#### [Written exercise]
Transcribe exactly the entries from the "What text is on this page?" line to the end, both included, minus pictures.

==== Available data ====

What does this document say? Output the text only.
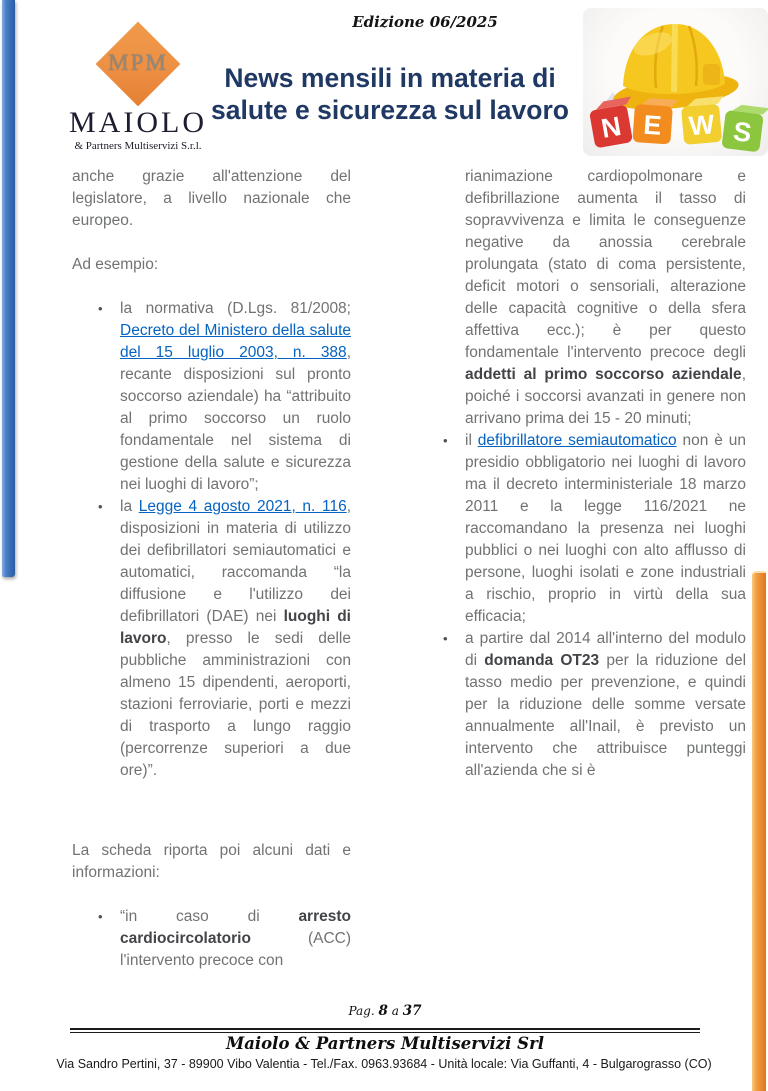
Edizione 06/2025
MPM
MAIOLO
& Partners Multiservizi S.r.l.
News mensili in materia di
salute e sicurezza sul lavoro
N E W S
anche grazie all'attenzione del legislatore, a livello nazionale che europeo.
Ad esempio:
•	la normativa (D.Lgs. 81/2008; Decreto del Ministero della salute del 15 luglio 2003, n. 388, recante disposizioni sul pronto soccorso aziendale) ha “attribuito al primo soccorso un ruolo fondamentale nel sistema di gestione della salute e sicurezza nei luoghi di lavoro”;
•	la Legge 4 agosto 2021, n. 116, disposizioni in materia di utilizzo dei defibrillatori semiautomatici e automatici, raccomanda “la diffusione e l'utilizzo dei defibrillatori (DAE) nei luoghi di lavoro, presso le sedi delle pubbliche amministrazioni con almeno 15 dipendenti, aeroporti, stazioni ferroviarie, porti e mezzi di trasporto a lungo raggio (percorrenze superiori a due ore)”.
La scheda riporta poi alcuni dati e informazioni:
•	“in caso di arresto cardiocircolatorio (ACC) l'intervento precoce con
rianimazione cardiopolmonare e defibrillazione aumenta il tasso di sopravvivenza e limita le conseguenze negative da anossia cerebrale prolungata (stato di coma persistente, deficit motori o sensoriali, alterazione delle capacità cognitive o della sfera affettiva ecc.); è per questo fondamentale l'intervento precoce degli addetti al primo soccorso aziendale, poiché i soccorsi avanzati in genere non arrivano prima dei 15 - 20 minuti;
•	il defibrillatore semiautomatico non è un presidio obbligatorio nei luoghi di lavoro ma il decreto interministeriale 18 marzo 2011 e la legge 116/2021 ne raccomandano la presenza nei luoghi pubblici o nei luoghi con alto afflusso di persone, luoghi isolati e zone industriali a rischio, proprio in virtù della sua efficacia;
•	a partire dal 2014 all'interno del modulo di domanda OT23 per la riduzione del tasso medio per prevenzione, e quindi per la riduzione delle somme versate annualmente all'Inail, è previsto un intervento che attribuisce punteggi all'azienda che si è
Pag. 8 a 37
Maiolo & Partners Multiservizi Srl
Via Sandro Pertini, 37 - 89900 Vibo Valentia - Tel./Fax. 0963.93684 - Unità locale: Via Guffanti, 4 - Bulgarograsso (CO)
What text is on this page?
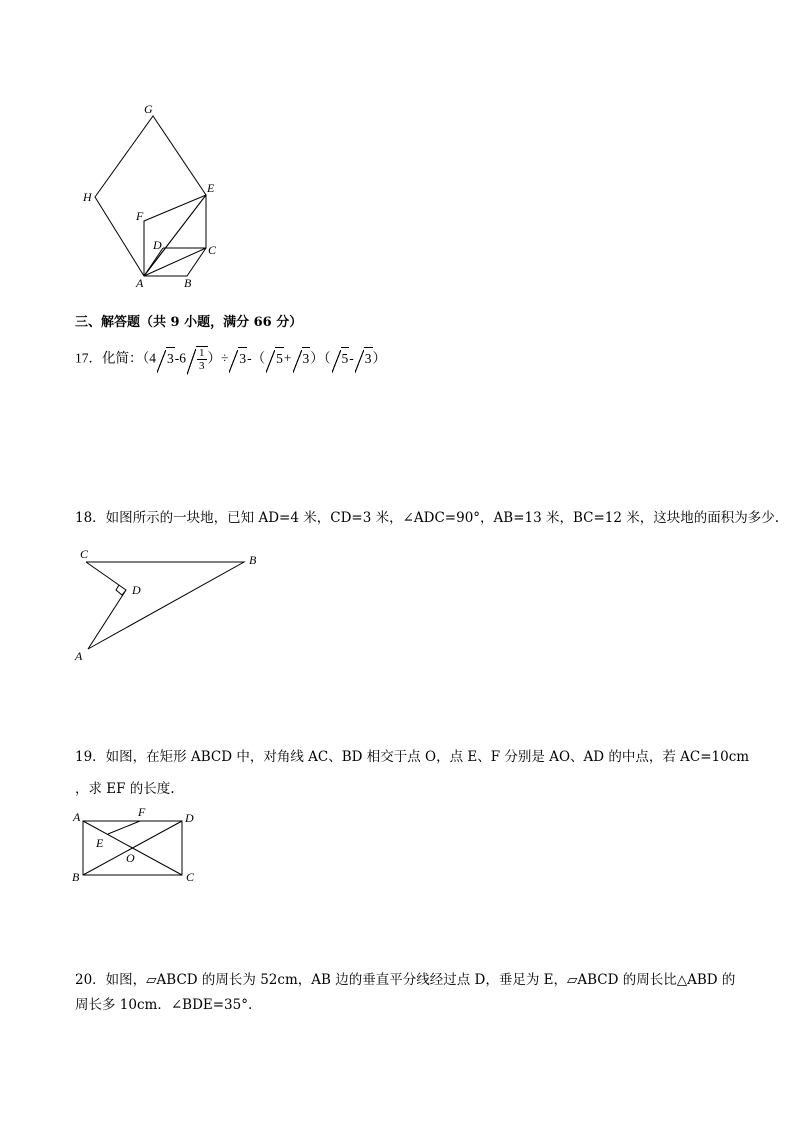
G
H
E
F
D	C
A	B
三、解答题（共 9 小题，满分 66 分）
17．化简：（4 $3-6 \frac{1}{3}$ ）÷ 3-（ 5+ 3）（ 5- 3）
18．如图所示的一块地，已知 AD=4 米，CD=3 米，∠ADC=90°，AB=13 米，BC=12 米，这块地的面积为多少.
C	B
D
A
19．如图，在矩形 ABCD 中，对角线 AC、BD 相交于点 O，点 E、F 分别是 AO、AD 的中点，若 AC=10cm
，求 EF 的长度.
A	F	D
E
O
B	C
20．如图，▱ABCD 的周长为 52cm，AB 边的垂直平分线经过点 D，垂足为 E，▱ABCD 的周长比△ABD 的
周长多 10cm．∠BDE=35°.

====

#### [Exercise answer]
What text is on this page?
G
H
E
F
D	C
A	B
三、解答题（共 9 小题，满分 66 分）
17．化简：（4 $3-6 \frac{1}{3}$ ）÷ 3-（ 5+ 3）（ 5- 3）
18．如图所示的一块地，已知 AD=4 米，CD=3 米，∠ADC=90°，AB=13 米，BC=12 米，这块地的面积为多少.
C	B
D
A
19．如图，在矩形 ABCD 中，对角线 AC、BD 相交于点 O，点 E、F 分别是 AO、AD 的中点，若 AC=10cm
，求 EF 的长度.
A	F	D
E
O
B	C
20．如图，▱ABCD 的周长为 52cm，AB 边的垂直平分线经过点 D，垂足为 E，▱ABCD 的周长比△ABD 的
周长多 10cm．∠BDE=35°.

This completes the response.